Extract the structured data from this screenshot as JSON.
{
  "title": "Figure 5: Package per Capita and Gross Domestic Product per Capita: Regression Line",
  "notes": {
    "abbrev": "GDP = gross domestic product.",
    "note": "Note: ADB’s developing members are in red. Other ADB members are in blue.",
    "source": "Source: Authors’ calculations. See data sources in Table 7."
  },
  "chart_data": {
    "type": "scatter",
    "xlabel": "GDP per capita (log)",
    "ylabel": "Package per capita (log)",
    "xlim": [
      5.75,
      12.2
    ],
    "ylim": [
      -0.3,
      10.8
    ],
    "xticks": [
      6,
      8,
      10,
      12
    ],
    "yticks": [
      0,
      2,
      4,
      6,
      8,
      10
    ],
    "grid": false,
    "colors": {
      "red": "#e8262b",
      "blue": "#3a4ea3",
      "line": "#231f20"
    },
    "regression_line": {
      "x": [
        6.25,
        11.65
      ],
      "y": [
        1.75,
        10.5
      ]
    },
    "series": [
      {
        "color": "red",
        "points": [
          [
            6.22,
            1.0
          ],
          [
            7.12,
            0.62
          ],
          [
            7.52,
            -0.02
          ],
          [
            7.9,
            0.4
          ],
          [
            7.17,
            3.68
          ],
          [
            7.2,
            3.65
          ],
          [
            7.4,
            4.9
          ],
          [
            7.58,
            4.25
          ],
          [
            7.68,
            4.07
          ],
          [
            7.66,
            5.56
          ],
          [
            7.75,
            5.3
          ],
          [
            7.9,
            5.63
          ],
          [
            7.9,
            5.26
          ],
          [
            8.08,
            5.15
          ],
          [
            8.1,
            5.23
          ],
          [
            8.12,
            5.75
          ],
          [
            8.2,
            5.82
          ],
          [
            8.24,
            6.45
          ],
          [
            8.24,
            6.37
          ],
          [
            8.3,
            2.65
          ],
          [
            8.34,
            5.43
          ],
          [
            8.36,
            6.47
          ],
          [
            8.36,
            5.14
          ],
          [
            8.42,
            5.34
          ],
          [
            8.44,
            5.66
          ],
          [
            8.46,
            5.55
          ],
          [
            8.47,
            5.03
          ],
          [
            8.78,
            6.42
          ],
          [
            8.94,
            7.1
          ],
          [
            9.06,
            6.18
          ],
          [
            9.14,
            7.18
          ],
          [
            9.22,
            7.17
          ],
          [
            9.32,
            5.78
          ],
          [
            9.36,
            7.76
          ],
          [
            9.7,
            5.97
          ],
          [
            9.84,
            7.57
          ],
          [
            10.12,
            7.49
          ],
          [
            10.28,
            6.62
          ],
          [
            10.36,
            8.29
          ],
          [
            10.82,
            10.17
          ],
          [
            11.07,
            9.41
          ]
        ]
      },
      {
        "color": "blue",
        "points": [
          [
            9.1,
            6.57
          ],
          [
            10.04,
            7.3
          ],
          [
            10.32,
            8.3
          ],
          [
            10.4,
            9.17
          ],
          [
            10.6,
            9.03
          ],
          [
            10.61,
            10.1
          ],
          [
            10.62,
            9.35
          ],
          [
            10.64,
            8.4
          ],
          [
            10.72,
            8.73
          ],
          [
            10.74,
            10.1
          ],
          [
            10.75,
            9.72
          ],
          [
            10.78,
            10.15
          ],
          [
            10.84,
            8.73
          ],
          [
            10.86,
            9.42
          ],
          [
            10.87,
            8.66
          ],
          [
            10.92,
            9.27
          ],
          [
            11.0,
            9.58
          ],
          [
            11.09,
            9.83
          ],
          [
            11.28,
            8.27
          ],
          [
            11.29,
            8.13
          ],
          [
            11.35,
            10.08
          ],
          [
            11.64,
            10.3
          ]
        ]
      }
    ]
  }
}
# # # # # # #
* Problem description:
Copy out each line exactly.

* Output of the exercise:
Extract the structured data from this screenshot as JSON.
{
  "title": "Figure 5: Package per Capita and Gross Domestic Product per Capita: Regression Line",
  "notes": {
    "abbrev": "GDP = gross domestic product.",
    "note": "Note: ADB’s developing members are in red. Other ADB members are in blue.",
    "source": "Source: Authors’ calculations. See data sources in Table 7."
  },
  "chart_data": {
    "type": "scatter",
    "xlabel": "GDP per capita (log)",
    "ylabel": "Package per capita (log)",
    "xlim": [
      5.75,
      12.2
    ],
    "ylim": [
      -0.3,
      10.8
    ],
    "xticks": [
      6,
      8,
      10,
      12
    ],
    "yticks": [
      0,
      2,
      4,
      6,
      8,
      10
    ],
    "grid": false,
    "colors": {
      "red": "#e8262b",
      "blue": "#3a4ea3",
      "line": "#231f20"
    },
    "regression_line": {
      "x": [
        6.25,
        11.65
      ],
      "y": [
        1.75,
        10.5
      ]
    },
    "series": [
      {
        "color": "red",
        "points": [
          [
            6.22,
            1.0
          ],
          [
            7.12,
            0.62
          ],
          [
            7.52,
            -0.02
          ],
          [
            7.9,
            0.4
          ],
          [
            7.17,
            3.68
          ],
          [
            7.2,
            3.65
          ],
          [
            7.4,
            4.9
          ],
          [
            7.58,
            4.25
          ],
          [
            7.68,
            4.07
          ],
          [
            7.66,
            5.56
          ],
          [
            7.75,
            5.3
          ],
          [
            7.9,
            5.63
          ],
          [
            7.9,
            5.26
          ],
          [
            8.08,
            5.15
          ],
          [
            8.1,
            5.23
          ],
          [
            8.12,
            5.75
          ],
          [
            8.2,
            5.82
          ],
          [
            8.24,
            6.45
          ],
          [
            8.24,
            6.37
          ],
          [
            8.3,
            2.65
          ],
          [
            8.34,
            5.43
          ],
          [
            8.36,
            6.47
          ],
          [
            8.36,
            5.14
          ],
          [
            8.42,
            5.34
          ],
          [
            8.44,
            5.66
          ],
          [
            8.46,
            5.55
          ],
          [
            8.47,
            5.03
          ],
          [
            8.78,
            6.42
          ],
          [
            8.94,
            7.1
          ],
          [
            9.06,
            6.18
          ],
          [
            9.14,
            7.18
          ],
          [
            9.22,
            7.17
          ],
          [
            9.32,
            5.78
          ],
          [
            9.36,
            7.76
          ],
          [
            9.7,
            5.97
          ],
          [
            9.84,
            7.57
          ],
          [
            10.12,
            7.49
          ],
          [
            10.28,
            6.62
          ],
          [
            10.36,
            8.29
          ],
          [
            10.82,
            10.17
          ],
          [
            11.07,
            9.41
          ]
        ]
      },
      {
        "color": "blue",
        "points": [
          [
            9.1,
            6.57
          ],
          [
            10.04,
            7.3
          ],
          [
            10.32,
            8.3
          ],
          [
            10.4,
            9.17
          ],
          [
            10.6,
            9.03
          ],
          [
            10.61,
            10.1
          ],
          [
            10.62,
            9.35
          ],
          [
            10.64,
            8.4
          ],
          [
            10.72,
            8.73
          ],
          [
            10.74,
            10.1
          ],
          [
            10.75,
            9.72
          ],
          [
            10.78,
            10.15
          ],
          [
            10.84,
            8.73
          ],
          [
            10.86,
            9.42
          ],
          [
            10.87,
            8.66
          ],
          [
            10.92,
            9.27
          ],
          [
            11.0,
            9.58
          ],
          [
            11.09,
            9.83
          ],
          [
            11.28,
            8.27
          ],
          [
            11.29,
            8.13
          ],
          [
            11.35,
            10.08
          ],
          [
            11.64,
            10.3
          ]
        ]
      }
    ]
  }
}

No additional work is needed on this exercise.